Exercise inputs

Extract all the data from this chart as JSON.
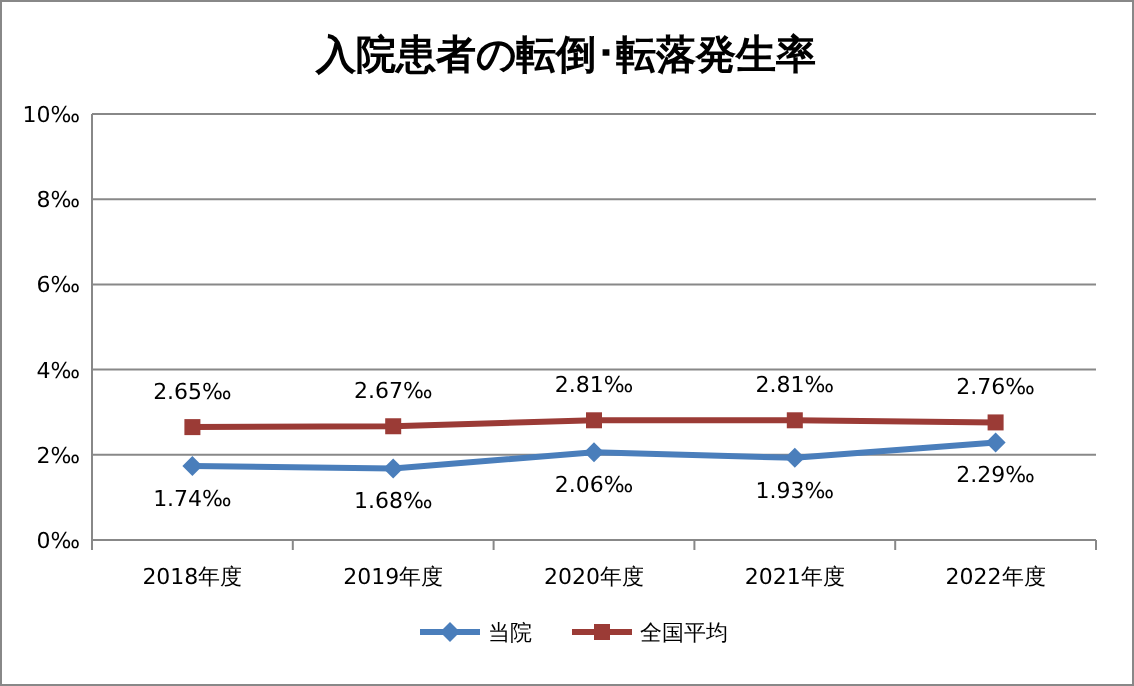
{
  "chart_data": {
    "type": "line",
    "title": "入院患者の転倒･転落発生率",
    "categories": [
      "2018年度",
      "2019年度",
      "2020年度",
      "2021年度",
      "2022年度"
    ],
    "series": [
      {
        "name": "当院",
        "color": "#4a7ebb",
        "marker": "diamond",
        "values": [
          1.74,
          1.68,
          2.06,
          1.93,
          2.29
        ],
        "value_labels": [
          "1.74‰",
          "1.68‰",
          "2.06‰",
          "1.93‰",
          "2.29‰"
        ]
      },
      {
        "name": "全国平均",
        "color": "#9b3b36",
        "marker": "square",
        "values": [
          2.65,
          2.67,
          2.81,
          2.81,
          2.76
        ],
        "value_labels": [
          "2.65‰",
          "2.67‰",
          "2.81‰",
          "2.81‰",
          "2.76‰"
        ]
      }
    ],
    "ylim": [
      0,
      10
    ],
    "yticks": [
      {
        "value": 0,
        "label": "0‰"
      },
      {
        "value": 2,
        "label": "2‰"
      },
      {
        "value": 4,
        "label": "4‰"
      },
      {
        "value": 6,
        "label": "6‰"
      },
      {
        "value": 8,
        "label": "8‰"
      },
      {
        "value": 10,
        "label": "10‰"
      }
    ],
    "grid": "y",
    "legend": "bottom"
  }
}
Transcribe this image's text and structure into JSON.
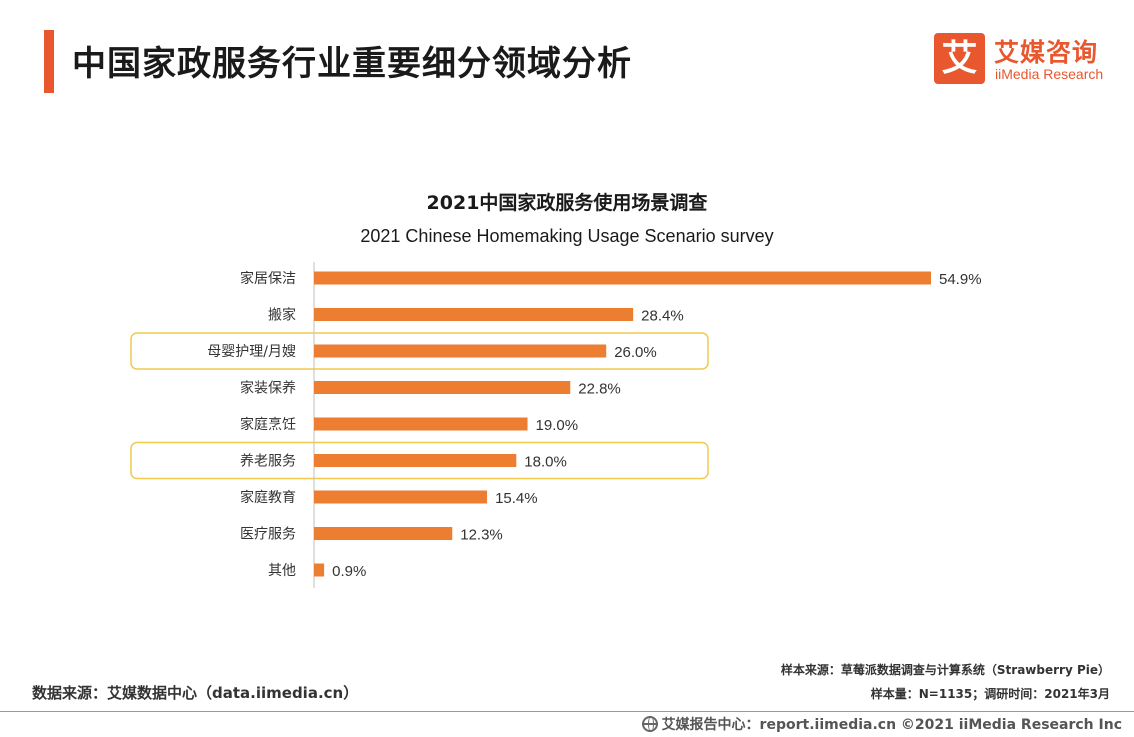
{
  "header": {
    "title": "中国家政服务行业重要细分领域分析"
  },
  "logo": {
    "mark": "艾",
    "name_cn": "艾媒咨询",
    "name_en": "iiMedia Research"
  },
  "chart_data": {
    "type": "bar",
    "orientation": "horizontal",
    "title": "2021中国家政服务使用场景调查",
    "subtitle": "2021 Chinese Homemaking Usage Scenario survey",
    "categories": [
      "家居保洁",
      "搬家",
      "母婴护理/月嫂",
      "家装保养",
      "家庭烹饪",
      "养老服务",
      "家庭教育",
      "医疗服务",
      "其他"
    ],
    "values": [
      54.9,
      28.4,
      26.0,
      22.8,
      19.0,
      18.0,
      15.4,
      12.3,
      0.9
    ],
    "value_labels": [
      "54.9%",
      "28.4%",
      "26.0%",
      "22.8%",
      "19.0%",
      "18.0%",
      "15.4%",
      "12.3%",
      "0.9%"
    ],
    "highlighted_categories": [
      "母婴护理/月嫂",
      "养老服务"
    ],
    "bar_color": "#ed7d31",
    "highlight_color": "#f2c94c",
    "xlim": [
      0,
      60
    ],
    "grid": false,
    "legend": "none"
  },
  "footer": {
    "data_source": "数据来源：艾媒数据中心（data.iimedia.cn）",
    "sample_source": "样本来源：草莓派数据调查与计算系统（Strawberry Pie）",
    "sample_size": "样本量：N=1135；调研时间：2021年3月",
    "copyright": "艾媒报告中心：report.iimedia.cn  ©2021  iiMedia Research  Inc"
  }
}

What is expected
Write out only the lines from the line containing "Transcribe this image's" through the end of the material above, both end lines included. Pictures are not written out.

Response below
Transcribe this image's text and structure into JSON.
{
  "header": {
    "title": "中国家政服务行业重要细分领域分析"
  },
  "logo": {
    "mark": "艾",
    "name_cn": "艾媒咨询",
    "name_en": "iiMedia Research"
  },
  "chart_data": {
    "type": "bar",
    "orientation": "horizontal",
    "title": "2021中国家政服务使用场景调查",
    "subtitle": "2021 Chinese Homemaking Usage Scenario survey",
    "categories": [
      "家居保洁",
      "搬家",
      "母婴护理/月嫂",
      "家装保养",
      "家庭烹饪",
      "养老服务",
      "家庭教育",
      "医疗服务",
      "其他"
    ],
    "values": [
      54.9,
      28.4,
      26.0,
      22.8,
      19.0,
      18.0,
      15.4,
      12.3,
      0.9
    ],
    "value_labels": [
      "54.9%",
      "28.4%",
      "26.0%",
      "22.8%",
      "19.0%",
      "18.0%",
      "15.4%",
      "12.3%",
      "0.9%"
    ],
    "highlighted_categories": [
      "母婴护理/月嫂",
      "养老服务"
    ],
    "bar_color": "#ed7d31",
    "highlight_color": "#f2c94c",
    "xlim": [
      0,
      60
    ],
    "grid": false,
    "legend": "none"
  },
  "footer": {
    "data_source": "数据来源：艾媒数据中心（data.iimedia.cn）",
    "sample_source": "样本来源：草莓派数据调查与计算系统（Strawberry Pie）",
    "sample_size": "样本量：N=1135；调研时间：2021年3月",
    "copyright": "艾媒报告中心：report.iimedia.cn  ©2021  iiMedia Research  Inc"
  }
}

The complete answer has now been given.